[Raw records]
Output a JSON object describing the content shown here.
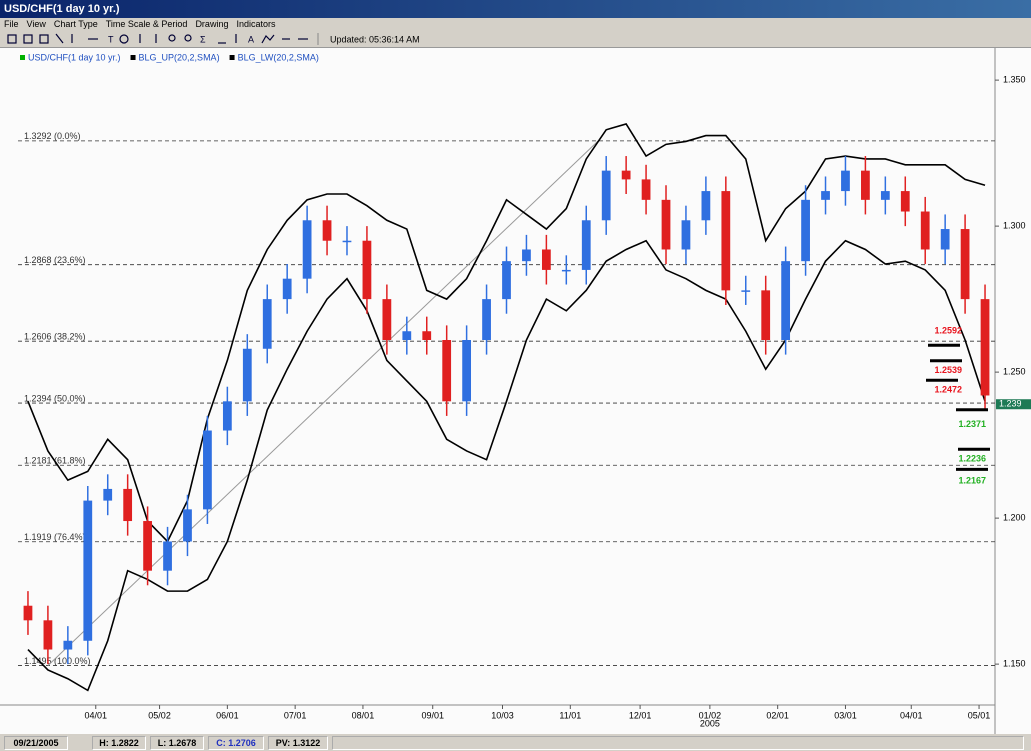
{
  "window": {
    "title": "USD/CHF(1 day 10 yr.)",
    "menu": [
      "File",
      "View",
      "Chart Type",
      "Time Scale & Period",
      "Drawing",
      "Indicators"
    ],
    "updated": "Updated: 05:36:14 AM",
    "status": [
      "09/21/2005",
      "H: 1.2822",
      "L: 1.2678",
      "C: 1.2706",
      "PV: 1.3122"
    ]
  },
  "chart_data": {
    "type": "candlestick",
    "legend": [
      {
        "name": "USD/CHF(1 day 10 yr.)",
        "color": "#00b000"
      },
      {
        "name": "BLG_UP(20,2,SMA)",
        "color": "#000000"
      },
      {
        "name": "BLG_LW(20,2,SMA)",
        "color": "#000000"
      }
    ],
    "up_color": "#2f6fe0",
    "down_color": "#e02020",
    "categories": [
      null,
      null,
      null,
      null,
      null,
      null,
      null,
      null,
      null,
      null,
      null,
      null,
      null,
      null,
      null,
      null,
      null,
      null,
      null,
      null,
      null,
      null,
      null,
      null,
      null,
      null,
      null,
      null,
      null,
      null,
      null,
      null,
      null,
      null,
      null,
      null,
      null,
      null,
      null,
      null,
      null,
      null,
      null,
      null,
      null,
      null,
      null,
      null,
      null
    ],
    "open": [
      1.17,
      1.165,
      1.155,
      1.158,
      1.206,
      1.21,
      1.199,
      1.182,
      1.192,
      1.203,
      1.23,
      1.24,
      1.258,
      1.275,
      1.282,
      1.302,
      1.295,
      1.295,
      1.275,
      1.261,
      1.264,
      1.261,
      1.24,
      1.261,
      1.275,
      1.288,
      1.292,
      1.285,
      1.285,
      1.302,
      1.319,
      1.316,
      1.309,
      1.292,
      1.302,
      1.312,
      1.278,
      1.278,
      1.261,
      1.288,
      1.309,
      1.312,
      1.319,
      1.309,
      1.312,
      1.305,
      1.292,
      1.299,
      1.275
    ],
    "high": [
      1.175,
      1.17,
      1.163,
      1.211,
      1.215,
      1.215,
      1.204,
      1.197,
      1.208,
      1.235,
      1.245,
      1.263,
      1.28,
      1.287,
      1.307,
      1.307,
      1.3,
      1.3,
      1.28,
      1.269,
      1.269,
      1.266,
      1.266,
      1.28,
      1.293,
      1.297,
      1.297,
      1.29,
      1.307,
      1.324,
      1.324,
      1.321,
      1.314,
      1.307,
      1.317,
      1.317,
      1.283,
      1.283,
      1.293,
      1.314,
      1.317,
      1.324,
      1.324,
      1.317,
      1.317,
      1.31,
      1.304,
      1.304,
      1.28
    ],
    "low": [
      1.16,
      1.15,
      1.15,
      1.153,
      1.201,
      1.194,
      1.177,
      1.177,
      1.187,
      1.198,
      1.225,
      1.235,
      1.253,
      1.27,
      1.277,
      1.29,
      1.29,
      1.27,
      1.256,
      1.256,
      1.256,
      1.235,
      1.235,
      1.256,
      1.27,
      1.283,
      1.28,
      1.28,
      1.28,
      1.297,
      1.311,
      1.304,
      1.287,
      1.287,
      1.297,
      1.273,
      1.273,
      1.256,
      1.256,
      1.283,
      1.304,
      1.307,
      1.304,
      1.304,
      1.3,
      1.287,
      1.287,
      1.27,
      1.237
    ],
    "close": [
      1.165,
      1.155,
      1.158,
      1.206,
      1.21,
      1.199,
      1.182,
      1.192,
      1.203,
      1.23,
      1.24,
      1.258,
      1.275,
      1.282,
      1.302,
      1.295,
      1.295,
      1.275,
      1.261,
      1.264,
      1.261,
      1.24,
      1.261,
      1.275,
      1.288,
      1.292,
      1.285,
      1.285,
      1.302,
      1.319,
      1.316,
      1.309,
      1.292,
      1.302,
      1.312,
      1.278,
      1.278,
      1.261,
      1.288,
      1.309,
      1.312,
      1.319,
      1.309,
      1.312,
      1.305,
      1.292,
      1.299,
      1.275,
      1.242
    ],
    "series": [
      {
        "name": "BLG_UP(20,2,SMA)",
        "color": "#000000",
        "values": [
          1.24,
          1.223,
          1.213,
          1.216,
          1.227,
          1.22,
          1.199,
          1.192,
          1.206,
          1.234,
          1.254,
          1.278,
          1.292,
          1.302,
          1.309,
          1.311,
          1.311,
          1.307,
          1.302,
          1.299,
          1.278,
          1.275,
          1.282,
          1.295,
          1.309,
          1.304,
          1.299,
          1.306,
          1.323,
          1.333,
          1.335,
          1.324,
          1.328,
          1.329,
          1.331,
          1.331,
          1.323,
          1.295,
          1.306,
          1.312,
          1.323,
          1.324,
          1.323,
          1.323,
          1.321,
          1.321,
          1.321,
          1.316,
          1.314
        ]
      },
      {
        "name": "BLG_LW(20,2,SMA)",
        "color": "#000000",
        "values": [
          1.155,
          1.148,
          1.145,
          1.141,
          1.158,
          1.182,
          1.179,
          1.175,
          1.175,
          1.179,
          1.192,
          1.213,
          1.237,
          1.251,
          1.264,
          1.275,
          1.282,
          1.271,
          1.254,
          1.247,
          1.24,
          1.227,
          1.223,
          1.22,
          1.24,
          1.261,
          1.275,
          1.271,
          1.278,
          1.288,
          1.292,
          1.295,
          1.285,
          1.282,
          1.278,
          1.275,
          1.264,
          1.251,
          1.261,
          1.275,
          1.288,
          1.295,
          1.292,
          1.287,
          1.288,
          1.285,
          1.278,
          1.261,
          1.24
        ]
      }
    ],
    "xlim": [
      -0.5,
      48.5
    ],
    "xticks": [
      {
        "value": 3.4,
        "label": "04/01"
      },
      {
        "value": 6.6,
        "label": "05/02"
      },
      {
        "value": 10.0,
        "label": "06/01"
      },
      {
        "value": 13.4,
        "label": "07/01"
      },
      {
        "value": 16.8,
        "label": "08/01"
      },
      {
        "value": 20.3,
        "label": "09/01"
      },
      {
        "value": 23.8,
        "label": "10/03"
      },
      {
        "value": 27.2,
        "label": "11/01"
      },
      {
        "value": 30.7,
        "label": "12/01"
      },
      {
        "value": 34.2,
        "label": "01/02",
        "sublabel": "2005"
      },
      {
        "value": 37.6,
        "label": "02/01"
      },
      {
        "value": 41.0,
        "label": "03/01"
      },
      {
        "value": 44.3,
        "label": "04/01"
      },
      {
        "value": 47.7,
        "label": "05/01"
      }
    ],
    "ylim": [
      1.136,
      1.361
    ],
    "yticks": [
      {
        "value": 1.35,
        "label": "1.350"
      },
      {
        "value": 1.3,
        "label": "1.300"
      },
      {
        "value": 1.25,
        "label": "1.250"
      },
      {
        "value": 1.2,
        "label": "1.200"
      },
      {
        "value": 1.15,
        "label": "1.150"
      }
    ],
    "fib_levels": [
      {
        "value": 1.3292,
        "label": "1.3292 (0.0%)"
      },
      {
        "value": 1.2868,
        "label": "1.2868 (23.6%)"
      },
      {
        "value": 1.2606,
        "label": "1.2606 (38.2%)"
      },
      {
        "value": 1.2394,
        "label": "1.2394 (50.0%)"
      },
      {
        "value": 1.2181,
        "label": "1.2181 (61.8%)"
      },
      {
        "value": 1.1919,
        "label": "1.1919 (76.4%)"
      },
      {
        "value": 1.1495,
        "label": "1.1495 (100.0%)"
      }
    ],
    "trendline": {
      "x": [
        1.0,
        28.6
      ],
      "y": [
        1.1495,
        1.3292
      ]
    },
    "levels": [
      {
        "value": 1.2592,
        "color": "#e8141e"
      },
      {
        "value": 1.2539,
        "color": "#e8141e"
      },
      {
        "value": 1.2472,
        "color": "#e8141e"
      },
      {
        "value": 1.2371,
        "color": "#22b022"
      },
      {
        "value": 1.2236,
        "color": "#22b022"
      },
      {
        "value": 1.2167,
        "color": "#22b022"
      }
    ],
    "current_price": {
      "value": 1.239,
      "color": "#1d7a55"
    }
  }
}
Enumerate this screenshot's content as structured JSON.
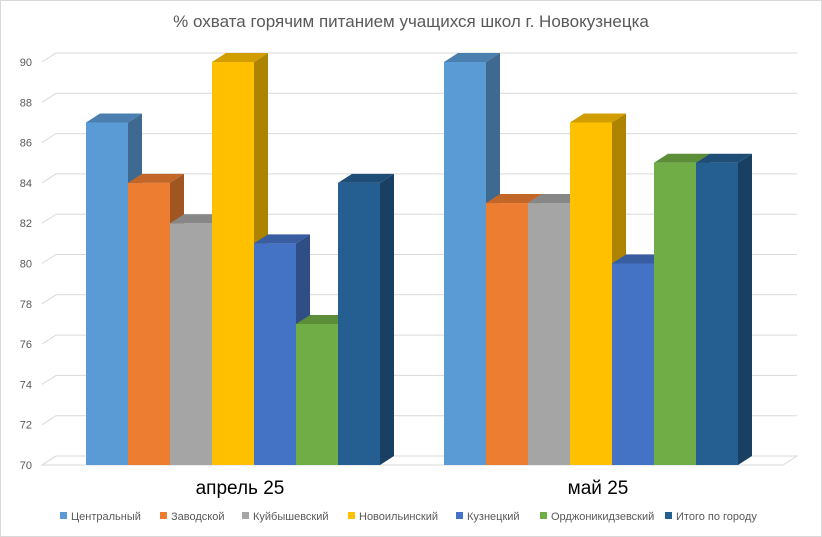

→ **Stated exercise**
Count how many lines in the data above hold the string "content", and give the number with no other words.

→ **Reply**
2